* _What to produce_:
Go through the entries below. Copy each line in which "heading" appears.

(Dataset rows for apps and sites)
┌──
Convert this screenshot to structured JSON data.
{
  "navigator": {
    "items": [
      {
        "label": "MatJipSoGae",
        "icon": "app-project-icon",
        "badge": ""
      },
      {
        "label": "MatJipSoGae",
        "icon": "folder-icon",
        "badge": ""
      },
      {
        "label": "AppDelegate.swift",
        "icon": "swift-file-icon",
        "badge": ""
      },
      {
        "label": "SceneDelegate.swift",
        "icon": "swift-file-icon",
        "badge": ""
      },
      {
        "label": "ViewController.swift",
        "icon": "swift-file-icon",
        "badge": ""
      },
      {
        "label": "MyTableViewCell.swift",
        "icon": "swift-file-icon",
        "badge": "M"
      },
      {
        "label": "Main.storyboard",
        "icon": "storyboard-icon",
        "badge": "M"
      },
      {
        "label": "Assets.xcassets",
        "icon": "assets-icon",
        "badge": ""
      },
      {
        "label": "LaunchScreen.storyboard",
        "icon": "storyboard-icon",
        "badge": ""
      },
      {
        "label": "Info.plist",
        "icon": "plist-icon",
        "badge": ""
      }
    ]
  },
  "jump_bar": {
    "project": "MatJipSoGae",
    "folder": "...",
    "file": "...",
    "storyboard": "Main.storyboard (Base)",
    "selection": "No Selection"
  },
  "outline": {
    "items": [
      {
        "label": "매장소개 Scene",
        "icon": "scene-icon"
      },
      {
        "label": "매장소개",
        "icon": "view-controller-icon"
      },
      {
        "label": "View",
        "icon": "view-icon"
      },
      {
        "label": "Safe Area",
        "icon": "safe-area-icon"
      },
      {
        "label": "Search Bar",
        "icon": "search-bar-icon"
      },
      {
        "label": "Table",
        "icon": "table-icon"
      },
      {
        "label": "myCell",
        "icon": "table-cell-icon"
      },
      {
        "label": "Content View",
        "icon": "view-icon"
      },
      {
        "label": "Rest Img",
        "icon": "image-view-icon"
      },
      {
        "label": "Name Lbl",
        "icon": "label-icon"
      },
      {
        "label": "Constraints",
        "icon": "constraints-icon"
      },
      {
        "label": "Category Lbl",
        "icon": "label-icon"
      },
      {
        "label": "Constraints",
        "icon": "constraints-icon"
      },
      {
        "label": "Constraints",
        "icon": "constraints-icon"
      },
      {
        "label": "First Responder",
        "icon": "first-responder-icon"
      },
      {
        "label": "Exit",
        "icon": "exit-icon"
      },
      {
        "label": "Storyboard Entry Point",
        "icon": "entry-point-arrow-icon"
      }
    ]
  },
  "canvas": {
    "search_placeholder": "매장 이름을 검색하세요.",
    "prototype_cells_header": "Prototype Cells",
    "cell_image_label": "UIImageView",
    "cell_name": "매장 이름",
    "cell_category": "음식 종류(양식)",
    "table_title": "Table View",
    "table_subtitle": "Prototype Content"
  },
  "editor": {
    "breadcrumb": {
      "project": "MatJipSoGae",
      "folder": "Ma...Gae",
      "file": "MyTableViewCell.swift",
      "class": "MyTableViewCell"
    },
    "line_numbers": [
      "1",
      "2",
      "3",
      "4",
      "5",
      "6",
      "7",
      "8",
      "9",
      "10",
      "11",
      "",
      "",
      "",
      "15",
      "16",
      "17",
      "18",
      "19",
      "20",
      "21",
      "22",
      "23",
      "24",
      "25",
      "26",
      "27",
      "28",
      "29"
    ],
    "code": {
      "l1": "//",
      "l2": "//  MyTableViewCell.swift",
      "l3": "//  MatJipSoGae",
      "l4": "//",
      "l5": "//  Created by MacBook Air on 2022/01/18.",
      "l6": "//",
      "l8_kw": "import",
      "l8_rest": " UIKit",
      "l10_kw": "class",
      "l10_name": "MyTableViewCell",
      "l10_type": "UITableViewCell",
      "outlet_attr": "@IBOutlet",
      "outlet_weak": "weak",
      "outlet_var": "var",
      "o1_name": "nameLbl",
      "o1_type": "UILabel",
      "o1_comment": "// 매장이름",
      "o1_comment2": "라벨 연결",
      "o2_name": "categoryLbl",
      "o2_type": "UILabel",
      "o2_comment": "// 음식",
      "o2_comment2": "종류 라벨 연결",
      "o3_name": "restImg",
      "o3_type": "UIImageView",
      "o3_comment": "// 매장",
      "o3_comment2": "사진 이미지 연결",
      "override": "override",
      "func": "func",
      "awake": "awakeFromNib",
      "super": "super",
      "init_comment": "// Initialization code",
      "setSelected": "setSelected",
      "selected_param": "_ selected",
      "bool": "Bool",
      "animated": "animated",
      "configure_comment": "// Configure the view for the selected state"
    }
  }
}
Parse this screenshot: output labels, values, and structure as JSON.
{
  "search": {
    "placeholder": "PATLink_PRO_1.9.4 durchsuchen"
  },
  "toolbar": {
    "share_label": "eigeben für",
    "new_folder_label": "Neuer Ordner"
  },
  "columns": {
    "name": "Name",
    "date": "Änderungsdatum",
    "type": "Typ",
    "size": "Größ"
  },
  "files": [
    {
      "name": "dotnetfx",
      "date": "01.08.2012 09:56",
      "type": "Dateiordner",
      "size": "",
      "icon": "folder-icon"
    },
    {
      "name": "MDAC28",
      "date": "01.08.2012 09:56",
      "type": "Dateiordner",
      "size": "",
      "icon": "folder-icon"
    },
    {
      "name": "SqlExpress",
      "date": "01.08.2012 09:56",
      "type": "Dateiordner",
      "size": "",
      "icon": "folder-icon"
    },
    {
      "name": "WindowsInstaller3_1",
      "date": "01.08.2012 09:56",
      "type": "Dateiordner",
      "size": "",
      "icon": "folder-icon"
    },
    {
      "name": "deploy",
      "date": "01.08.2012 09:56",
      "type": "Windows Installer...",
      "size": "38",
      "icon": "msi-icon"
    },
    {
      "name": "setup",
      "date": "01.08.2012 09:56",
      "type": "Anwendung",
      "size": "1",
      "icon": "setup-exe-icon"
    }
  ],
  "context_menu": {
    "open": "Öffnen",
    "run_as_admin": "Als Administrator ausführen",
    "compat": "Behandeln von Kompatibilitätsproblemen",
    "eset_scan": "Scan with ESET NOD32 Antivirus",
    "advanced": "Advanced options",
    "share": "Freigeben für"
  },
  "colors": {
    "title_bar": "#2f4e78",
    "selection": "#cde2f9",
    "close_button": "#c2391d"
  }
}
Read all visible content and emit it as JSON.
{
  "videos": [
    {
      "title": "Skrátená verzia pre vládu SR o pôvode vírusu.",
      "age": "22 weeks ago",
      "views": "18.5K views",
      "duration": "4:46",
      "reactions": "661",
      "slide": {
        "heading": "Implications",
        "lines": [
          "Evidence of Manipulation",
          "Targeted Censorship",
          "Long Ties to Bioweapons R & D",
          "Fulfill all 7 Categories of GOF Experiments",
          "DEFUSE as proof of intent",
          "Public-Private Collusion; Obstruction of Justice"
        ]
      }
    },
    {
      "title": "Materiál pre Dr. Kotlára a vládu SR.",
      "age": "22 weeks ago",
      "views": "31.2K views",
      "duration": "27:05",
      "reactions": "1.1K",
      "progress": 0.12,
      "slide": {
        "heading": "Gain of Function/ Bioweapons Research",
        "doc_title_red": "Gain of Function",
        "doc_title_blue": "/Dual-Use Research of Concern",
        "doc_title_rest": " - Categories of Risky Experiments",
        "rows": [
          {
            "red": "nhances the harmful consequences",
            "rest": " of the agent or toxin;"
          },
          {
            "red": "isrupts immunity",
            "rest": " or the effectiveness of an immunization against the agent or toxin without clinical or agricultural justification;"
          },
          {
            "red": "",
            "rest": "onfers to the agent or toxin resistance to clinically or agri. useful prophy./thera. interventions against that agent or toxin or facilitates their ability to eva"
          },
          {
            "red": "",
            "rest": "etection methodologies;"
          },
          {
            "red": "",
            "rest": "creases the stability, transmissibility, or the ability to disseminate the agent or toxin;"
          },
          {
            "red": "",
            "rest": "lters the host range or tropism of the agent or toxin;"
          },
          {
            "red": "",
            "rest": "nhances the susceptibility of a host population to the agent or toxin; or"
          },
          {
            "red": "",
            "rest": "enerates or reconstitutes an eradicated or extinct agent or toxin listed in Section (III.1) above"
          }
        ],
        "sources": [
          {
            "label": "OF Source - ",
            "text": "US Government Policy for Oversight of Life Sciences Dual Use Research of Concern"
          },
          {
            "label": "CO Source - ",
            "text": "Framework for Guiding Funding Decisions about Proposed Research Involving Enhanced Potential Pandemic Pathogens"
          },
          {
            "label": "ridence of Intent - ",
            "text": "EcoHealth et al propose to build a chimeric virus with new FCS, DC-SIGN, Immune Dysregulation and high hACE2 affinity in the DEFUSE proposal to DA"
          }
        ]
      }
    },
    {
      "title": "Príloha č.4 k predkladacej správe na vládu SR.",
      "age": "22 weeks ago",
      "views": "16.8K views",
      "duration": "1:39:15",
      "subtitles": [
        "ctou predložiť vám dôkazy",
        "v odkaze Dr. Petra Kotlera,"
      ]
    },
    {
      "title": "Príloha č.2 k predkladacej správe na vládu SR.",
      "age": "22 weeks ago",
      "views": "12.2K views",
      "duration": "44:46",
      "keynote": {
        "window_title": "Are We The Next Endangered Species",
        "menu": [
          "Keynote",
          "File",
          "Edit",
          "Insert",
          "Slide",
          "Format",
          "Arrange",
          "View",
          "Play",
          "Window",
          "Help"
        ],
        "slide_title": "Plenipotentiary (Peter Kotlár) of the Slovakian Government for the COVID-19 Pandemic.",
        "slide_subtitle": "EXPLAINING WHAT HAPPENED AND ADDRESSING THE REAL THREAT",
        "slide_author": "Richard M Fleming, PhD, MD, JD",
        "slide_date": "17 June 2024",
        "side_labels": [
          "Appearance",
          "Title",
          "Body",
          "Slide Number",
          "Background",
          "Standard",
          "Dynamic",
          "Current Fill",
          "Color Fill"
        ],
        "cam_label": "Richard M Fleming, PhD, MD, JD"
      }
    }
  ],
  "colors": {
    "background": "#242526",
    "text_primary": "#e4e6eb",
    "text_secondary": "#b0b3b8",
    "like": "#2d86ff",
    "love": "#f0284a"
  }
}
└──
* _Task output_:
        "heading": "Implications",
        "heading": "Gain of Function/ Bioweapons Research",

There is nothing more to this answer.